> Exercise input

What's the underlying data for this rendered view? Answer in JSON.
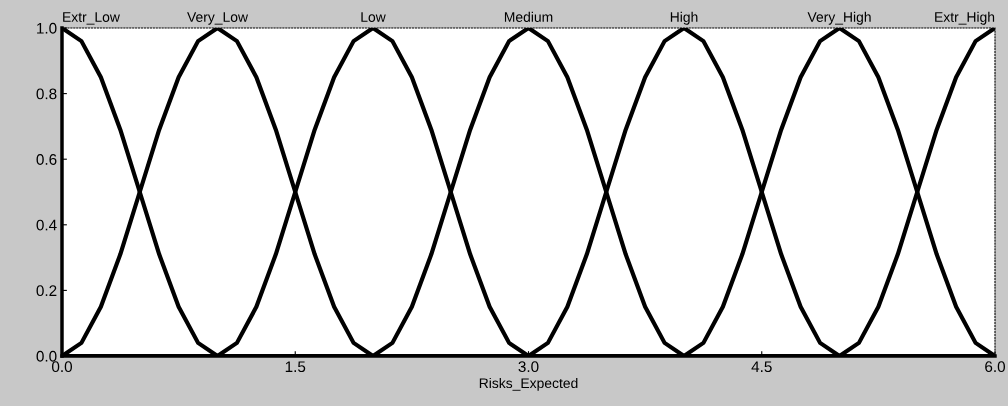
{
  "chart_data": {
    "type": "line",
    "xlabel": "Risks_Expected",
    "series": [
      {
        "name": "Extr_Low",
        "color": "#000000",
        "x": [
          0,
          0.125,
          0.25,
          0.375,
          0.5,
          0.625,
          0.75,
          0.875,
          1,
          6
        ],
        "values": [
          1,
          0.96,
          0.85,
          0.69,
          0.5,
          0.31,
          0.15,
          0.04,
          0,
          0
        ]
      },
      {
        "name": "Very_Low",
        "color": "#000000",
        "x": [
          0,
          0.125,
          0.25,
          0.375,
          0.5,
          0.625,
          0.75,
          0.875,
          1,
          1.125,
          1.25,
          1.375,
          1.5,
          1.625,
          1.75,
          1.875,
          2,
          6
        ],
        "values": [
          0,
          0.04,
          0.15,
          0.31,
          0.5,
          0.69,
          0.85,
          0.96,
          1,
          0.96,
          0.85,
          0.69,
          0.5,
          0.31,
          0.15,
          0.04,
          0,
          0
        ]
      },
      {
        "name": "Low",
        "color": "#000000",
        "x": [
          0,
          1,
          1.125,
          1.25,
          1.375,
          1.5,
          1.625,
          1.75,
          1.875,
          2,
          2.125,
          2.25,
          2.375,
          2.5,
          2.625,
          2.75,
          2.875,
          3,
          6
        ],
        "values": [
          0,
          0,
          0.04,
          0.15,
          0.31,
          0.5,
          0.69,
          0.85,
          0.96,
          1,
          0.96,
          0.85,
          0.69,
          0.5,
          0.31,
          0.15,
          0.04,
          0,
          0
        ]
      },
      {
        "name": "Medium",
        "color": "#000000",
        "x": [
          0,
          2,
          2.125,
          2.25,
          2.375,
          2.5,
          2.625,
          2.75,
          2.875,
          3,
          3.125,
          3.25,
          3.375,
          3.5,
          3.625,
          3.75,
          3.875,
          4,
          6
        ],
        "values": [
          0,
          0,
          0.04,
          0.15,
          0.31,
          0.5,
          0.69,
          0.85,
          0.96,
          1,
          0.96,
          0.85,
          0.69,
          0.5,
          0.31,
          0.15,
          0.04,
          0,
          0
        ]
      },
      {
        "name": "High",
        "color": "#000000",
        "x": [
          0,
          3,
          3.125,
          3.25,
          3.375,
          3.5,
          3.625,
          3.75,
          3.875,
          4,
          4.125,
          4.25,
          4.375,
          4.5,
          4.625,
          4.75,
          4.875,
          5,
          6
        ],
        "values": [
          0,
          0,
          0.04,
          0.15,
          0.31,
          0.5,
          0.69,
          0.85,
          0.96,
          1,
          0.96,
          0.85,
          0.69,
          0.5,
          0.31,
          0.15,
          0.04,
          0,
          0
        ]
      },
      {
        "name": "Very_High",
        "color": "#000000",
        "x": [
          0,
          4,
          4.125,
          4.25,
          4.375,
          4.5,
          4.625,
          4.75,
          4.875,
          5,
          5.125,
          5.25,
          5.375,
          5.5,
          5.625,
          5.75,
          5.875,
          6
        ],
        "values": [
          0,
          0,
          0.04,
          0.15,
          0.31,
          0.5,
          0.69,
          0.85,
          0.96,
          1,
          0.96,
          0.85,
          0.69,
          0.5,
          0.31,
          0.15,
          0.04,
          0
        ]
      },
      {
        "name": "Extr_High",
        "color": "#000000",
        "x": [
          0,
          5,
          5.125,
          5.25,
          5.375,
          5.5,
          5.625,
          5.75,
          5.875,
          6
        ],
        "values": [
          0,
          0,
          0.04,
          0.15,
          0.31,
          0.5,
          0.69,
          0.85,
          0.96,
          1
        ]
      }
    ],
    "xlim": [
      0,
      6
    ],
    "ylim": [
      0,
      1
    ],
    "xticks": [
      {
        "value": 0,
        "label": "0.0"
      },
      1.5,
      {
        "value": 3,
        "label": "3.0"
      },
      4.5,
      {
        "value": 6,
        "label": "6.0"
      }
    ],
    "yticks": [
      {
        "value": 0,
        "label": "0.0"
      },
      0.2,
      0.4,
      0.6,
      0.8,
      {
        "value": 1,
        "label": "1.0"
      }
    ],
    "grid": false,
    "legend": false,
    "marker": "none",
    "line_style": "solid"
  }
}
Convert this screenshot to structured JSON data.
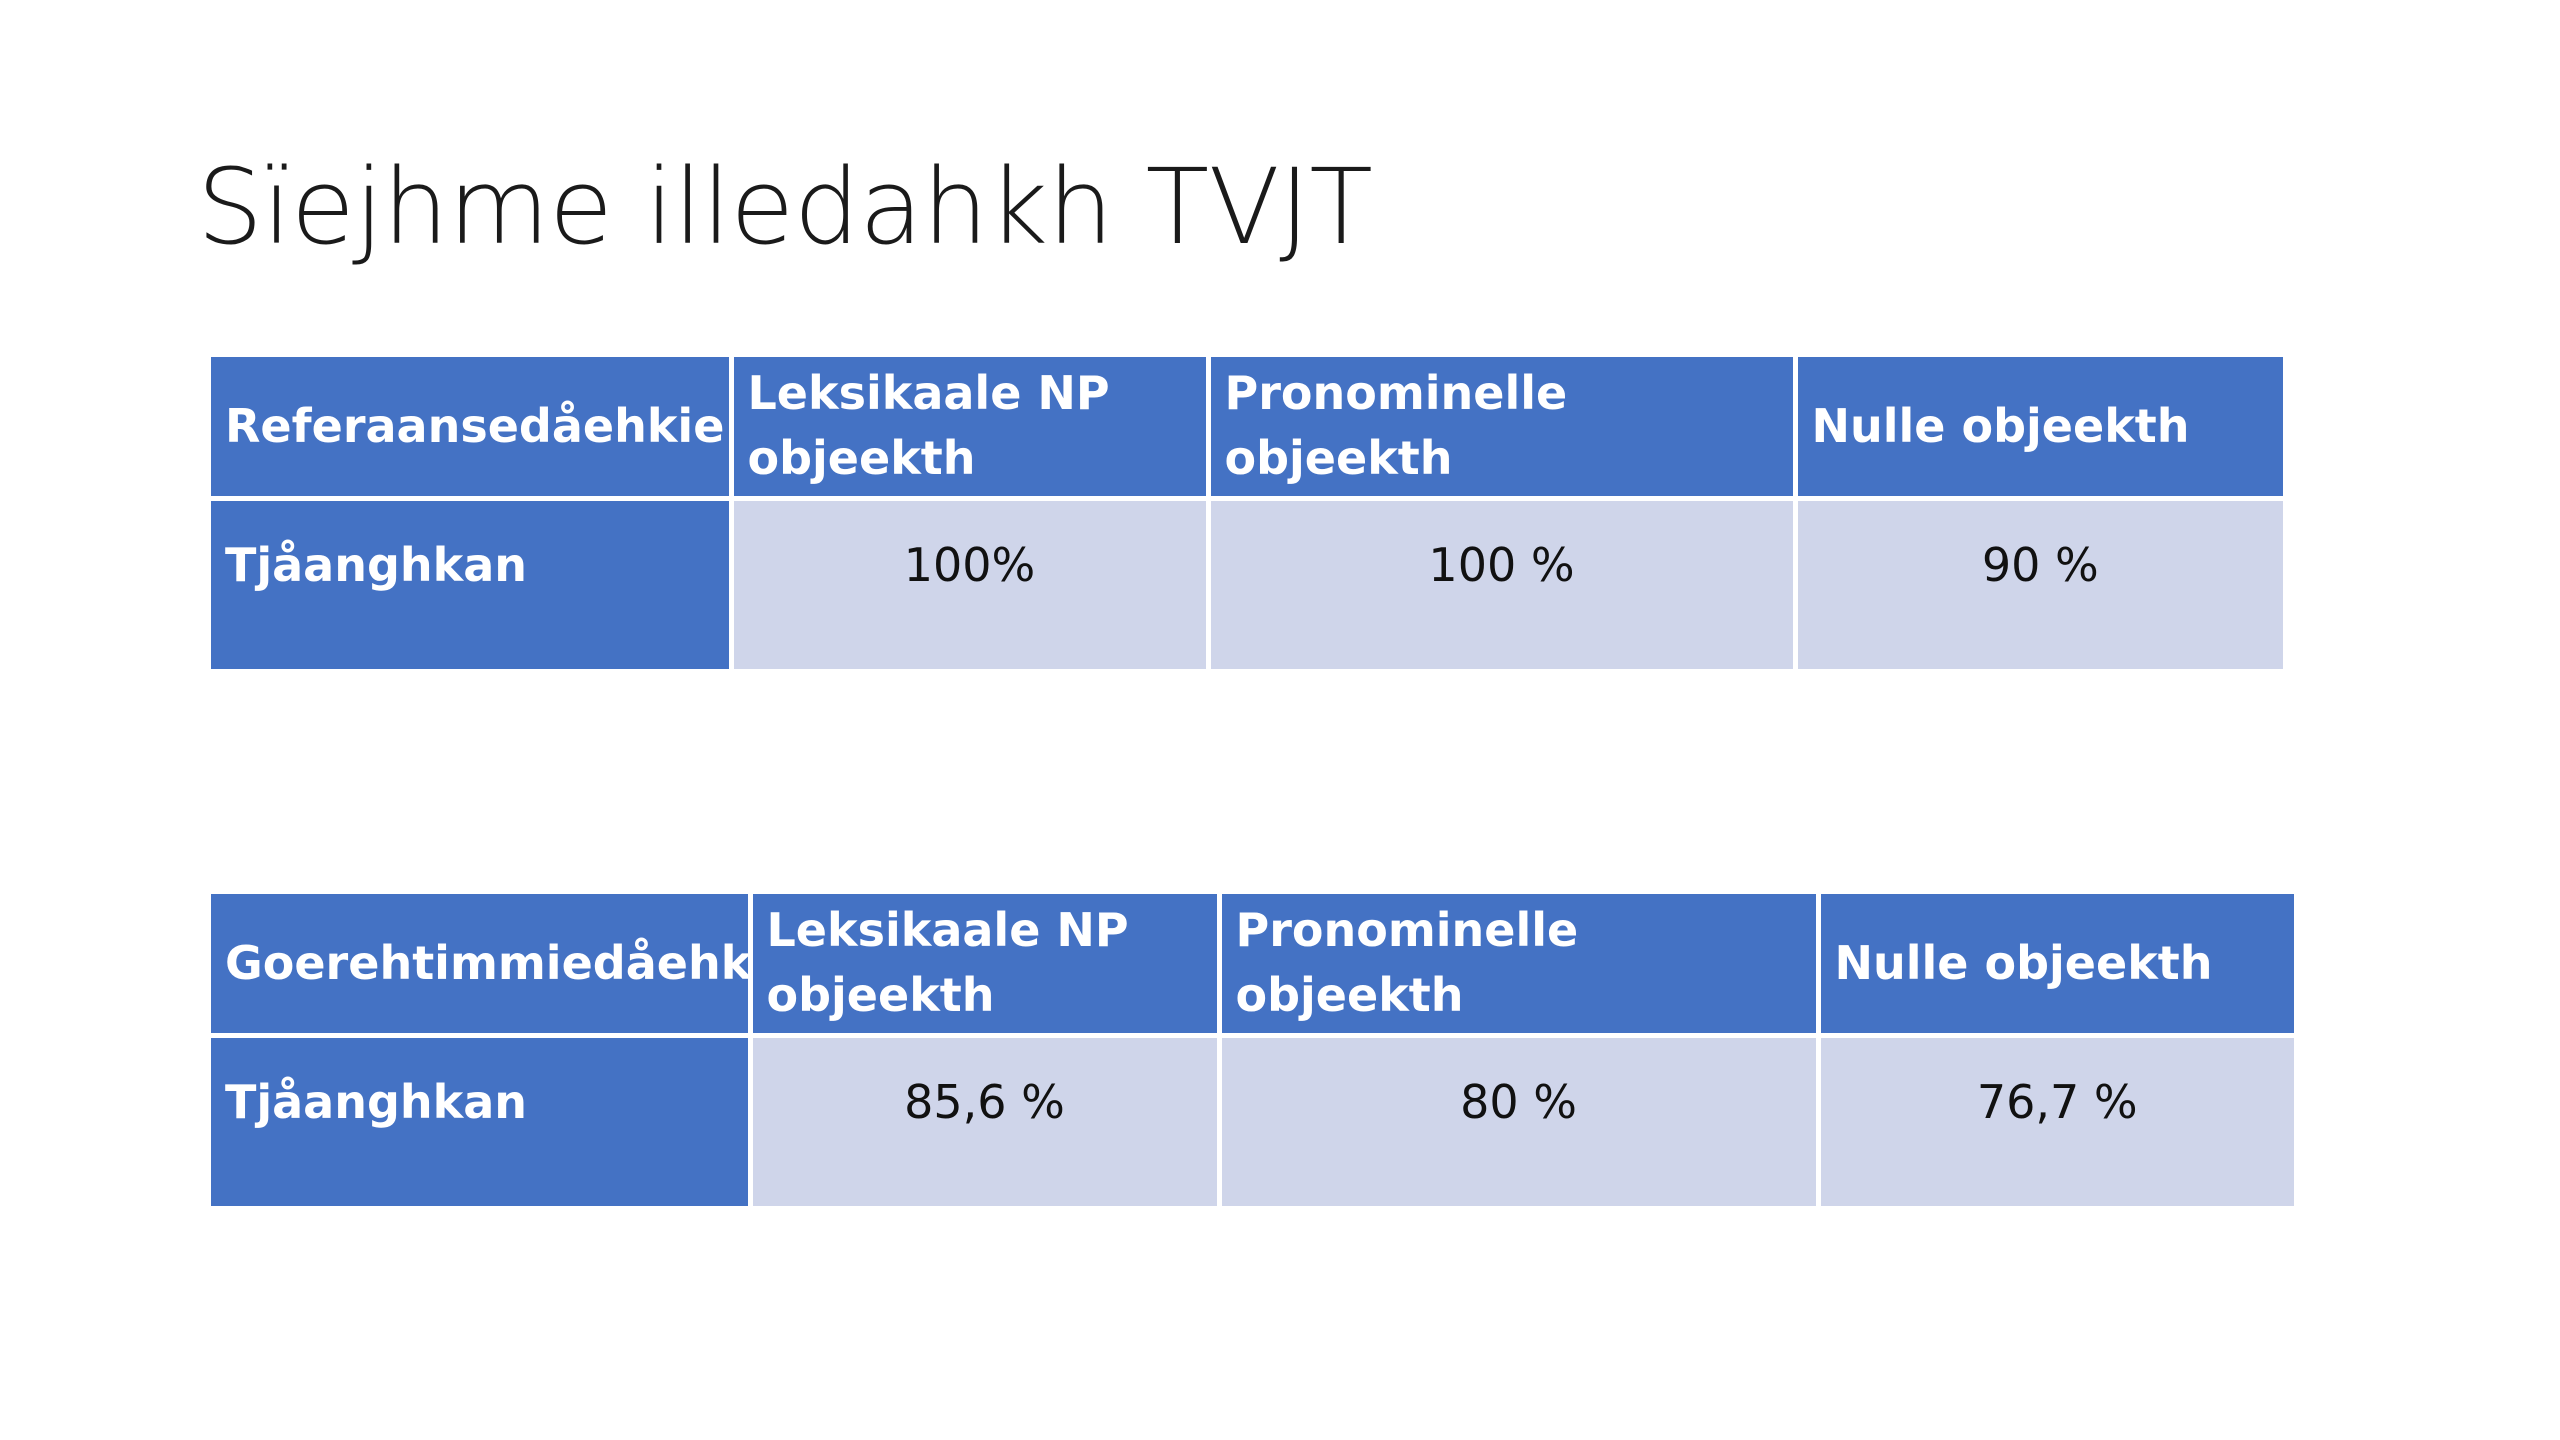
{
  "slide": {
    "title": "Sïejhme illedahkh TVJT"
  },
  "table_1": {
    "headers": [
      "Referaansedåehkie",
      "Leksikaale NP objeekth",
      "Pronominelle objeekth",
      "Nulle objeekth"
    ],
    "rows": [
      {
        "label": "Tjåanghkan",
        "values": [
          "100%",
          "100 %",
          "90 %"
        ]
      }
    ]
  },
  "table_2": {
    "headers": [
      "Goerehtimmiedåehkie",
      "Leksikaale NP objeekth",
      "Pronominelle objeekth",
      "Nulle objeekth"
    ],
    "rows": [
      {
        "label": "Tjåanghkan",
        "values": [
          "85,6 %",
          "80 %",
          "76,7 %"
        ]
      }
    ]
  },
  "colors": {
    "header_blue": "#4472c4",
    "cell_lavender": "#cfd5ea",
    "title_text": "#1a1a1a"
  }
}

> Stated goal
Without the pictures, repeat all the records word for word.

> Written answer
What's the underlying data for this rendered view? Answer in JSON.
{
  "chart_data": {
    "type": "line",
    "xlabel": "Risks_Expected",
    "series": [
      {
        "name": "Extr_Low",
        "color": "#000000",
        "x": [
          0,
          0.125,
          0.25,
          0.375,
          0.5,
          0.625,
          0.75,
          0.875,
          1,
          6
        ],
        "values": [
          1,
          0.96,
          0.85,
          0.69,
          0.5,
          0.31,
          0.15,
          0.04,
          0,
          0
        ]
      },
      {
        "name": "Very_Low",
        "color": "#000000",
        "x": [
          0,
          0.125,
          0.25,
          0.375,
          0.5,
          0.625,
          0.75,
          0.875,
          1,
          1.125,
          1.25,
          1.375,
          1.5,
          1.625,
          1.75,
          1.875,
          2,
          6
        ],
        "values": [
          0,
          0.04,
          0.15,
          0.31,
          0.5,
          0.69,
          0.85,
          0.96,
          1,
          0.96,
          0.85,
          0.69,
          0.5,
          0.31,
          0.15,
          0.04,
          0,
          0
        ]
      },
      {
        "name": "Low",
        "color": "#000000",
        "x": [
          0,
          1,
          1.125,
          1.25,
          1.375,
          1.5,
          1.625,
          1.75,
          1.875,
          2,
          2.125,
          2.25,
          2.375,
          2.5,
          2.625,
          2.75,
          2.875,
          3,
          6
        ],
        "values": [
          0,
          0,
          0.04,
          0.15,
          0.31,
          0.5,
          0.69,
          0.85,
          0.96,
          1,
          0.96,
          0.85,
          0.69,
          0.5,
          0.31,
          0.15,
          0.04,
          0,
          0
        ]
      },
      {
        "name": "Medium",
        "color": "#000000",
        "x": [
          0,
          2,
          2.125,
          2.25,
          2.375,
          2.5,
          2.625,
          2.75,
          2.875,
          3,
          3.125,
          3.25,
          3.375,
          3.5,
          3.625,
          3.75,
          3.875,
          4,
          6
        ],
        "values": [
          0,
          0,
          0.04,
          0.15,
          0.31,
          0.5,
          0.69,
          0.85,
          0.96,
          1,
          0.96,
          0.85,
          0.69,
          0.5,
          0.31,
          0.15,
          0.04,
          0,
          0
        ]
      },
      {
        "name": "High",
        "color": "#000000",
        "x": [
          0,
          3,
          3.125,
          3.25,
          3.375,
          3.5,
          3.625,
          3.75,
          3.875,
          4,
          4.125,
          4.25,
          4.375,
          4.5,
          4.625,
          4.75,
          4.875,
          5,
          6
        ],
        "values": [
          0,
          0,
          0.04,
          0.15,
          0.31,
          0.5,
          0.69,
          0.85,
          0.96,
          1,
          0.96,
          0.85,
          0.69,
          0.5,
          0.31,
          0.15,
          0.04,
          0,
          0
        ]
      },
      {
        "name": "Very_High",
        "color": "#000000",
        "x": [
          0,
          4,
          4.125,
          4.25,
          4.375,
          4.5,
          4.625,
          4.75,
          4.875,
          5,
          5.125,
          5.25,
          5.375,
          5.5,
          5.625,
          5.75,
          5.875,
          6
        ],
        "values": [
          0,
          0,
          0.04,
          0.15,
          0.31,
          0.5,
          0.69,
          0.85,
          0.96,
          1,
          0.96,
          0.85,
          0.69,
          0.5,
          0.31,
          0.15,
          0.04,
          0
        ]
      },
      {
        "name": "Extr_High",
        "color": "#000000",
        "x": [
          0,
          5,
          5.125,
          5.25,
          5.375,
          5.5,
          5.625,
          5.75,
          5.875,
          6
        ],
        "values": [
          0,
          0,
          0.04,
          0.15,
          0.31,
          0.5,
          0.69,
          0.85,
          0.96,
          1
        ]
      }
    ],
    "xlim": [
      0,
      6
    ],
    "ylim": [
      0,
      1
    ],
    "xticks": [
      {
        "value": 0,
        "label": "0.0"
      },
      1.5,
      {
        "value": 3,
        "label": "3.0"
      },
      4.5,
      {
        "value": 6,
        "label": "6.0"
      }
    ],
    "yticks": [
      {
        "value": 0,
        "label": "0.0"
      },
      0.2,
      0.4,
      0.6,
      0.8,
      {
        "value": 1,
        "label": "1.0"
      }
    ],
    "grid": false,
    "legend": false,
    "marker": "none",
    "line_style": "solid"
  }
}
Convert this screenshot to structured JSON data.
{
  "slide": {
    "title": "Sïejhme illedahkh TVJT"
  },
  "table_1": {
    "headers": [
      "Referaansedåehkie",
      "Leksikaale NP objeekth",
      "Pronominelle objeekth",
      "Nulle objeekth"
    ],
    "rows": [
      {
        "label": "Tjåanghkan",
        "values": [
          "100%",
          "100 %",
          "90 %"
        ]
      }
    ]
  },
  "table_2": {
    "headers": [
      "Goerehtimmiedåehkie",
      "Leksikaale NP objeekth",
      "Pronominelle objeekth",
      "Nulle objeekth"
    ],
    "rows": [
      {
        "label": "Tjåanghkan",
        "values": [
          "85,6 %",
          "80 %",
          "76,7 %"
        ]
      }
    ]
  },
  "colors": {
    "header_blue": "#4472c4",
    "cell_lavender": "#cfd5ea",
    "title_text": "#1a1a1a"
  }
}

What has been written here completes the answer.